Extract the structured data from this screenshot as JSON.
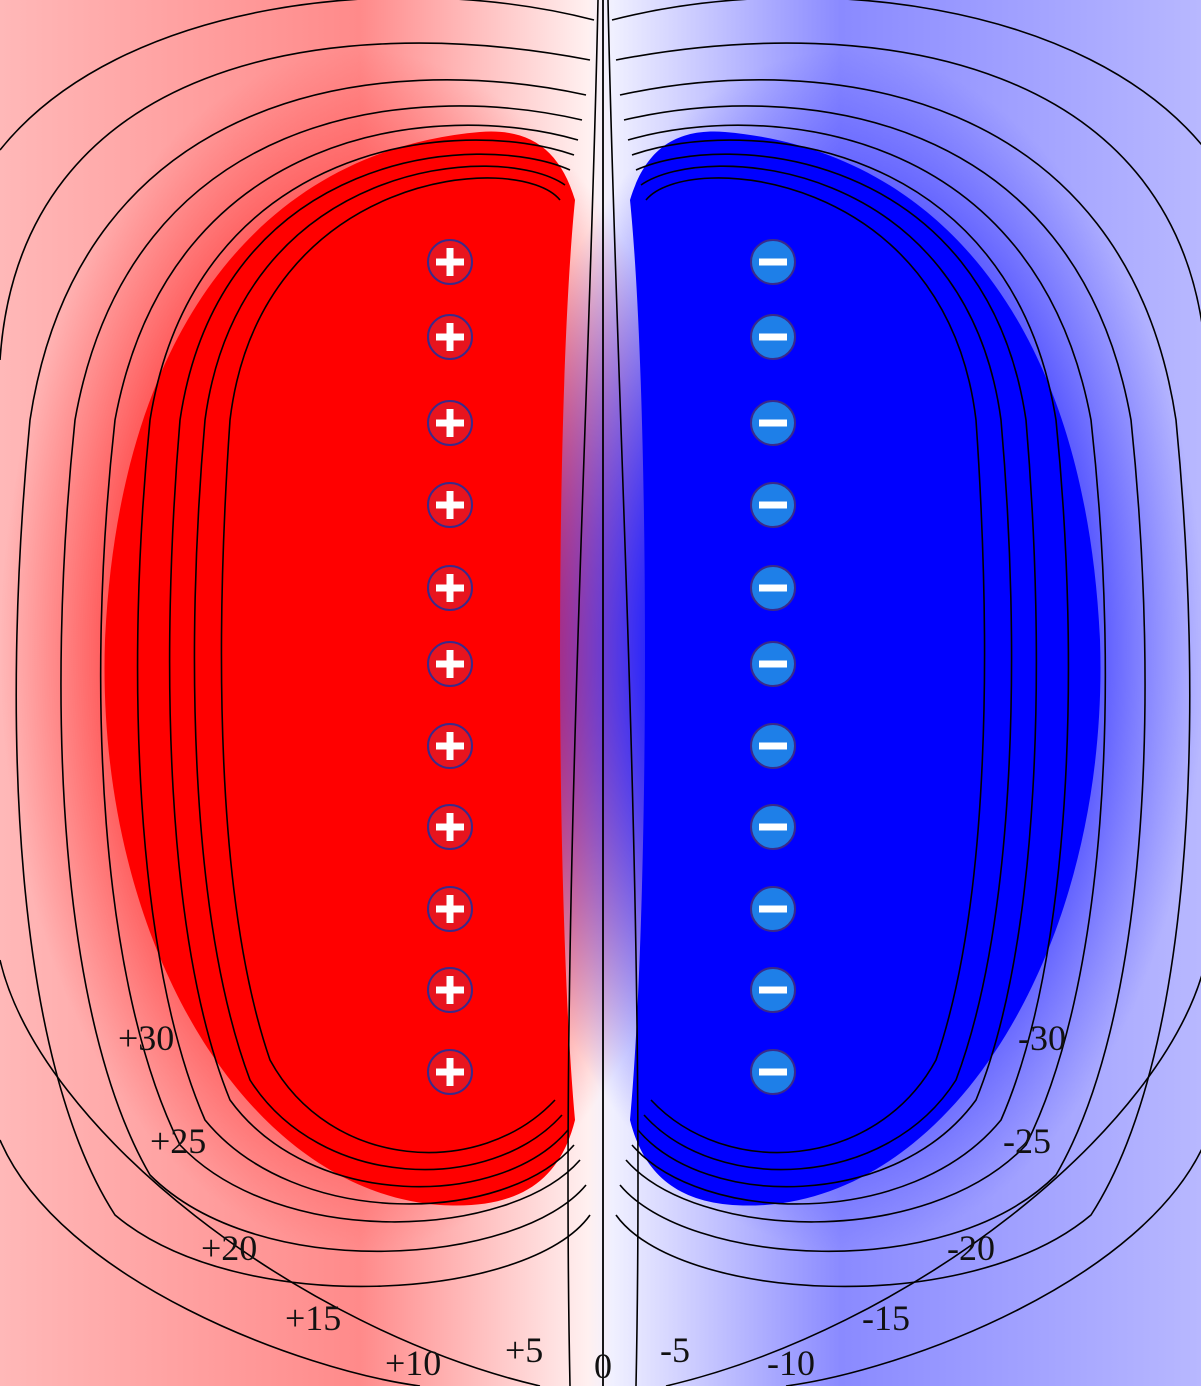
{
  "colors": {
    "positive_core": "#ff0000",
    "negative_core": "#0000ff",
    "positive_charge_fill": "#e8141e",
    "negative_charge_fill": "#1e7fe8",
    "contour": "#000000",
    "background": "#ffffff"
  },
  "charges": {
    "positive": {
      "symbol": "+",
      "icon": "plus-charge-icon",
      "count": 11
    },
    "negative": {
      "symbol": "−",
      "icon": "minus-charge-icon",
      "count": 11
    }
  },
  "contour_labels": {
    "positive": [
      "+30",
      "+25",
      "+20",
      "+15",
      "+10",
      "+5"
    ],
    "zero": "0",
    "negative": [
      "-5",
      "-10",
      "-15",
      "-20",
      "-25",
      "-30"
    ]
  }
}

TASK DIRECTIONS
Every record gets retyped exactly; no picture goes into the copy.

ANSWER TO THIS TASK
Extract the structured data from this screenshot as JSON.
{
  "colors": {
    "positive_core": "#ff0000",
    "negative_core": "#0000ff",
    "positive_charge_fill": "#e8141e",
    "negative_charge_fill": "#1e7fe8",
    "contour": "#000000",
    "background": "#ffffff"
  },
  "charges": {
    "positive": {
      "symbol": "+",
      "icon": "plus-charge-icon",
      "count": 11
    },
    "negative": {
      "symbol": "−",
      "icon": "minus-charge-icon",
      "count": 11
    }
  },
  "contour_labels": {
    "positive": [
      "+30",
      "+25",
      "+20",
      "+15",
      "+10",
      "+5"
    ],
    "zero": "0",
    "negative": [
      "-5",
      "-10",
      "-15",
      "-20",
      "-25",
      "-30"
    ]
  }
}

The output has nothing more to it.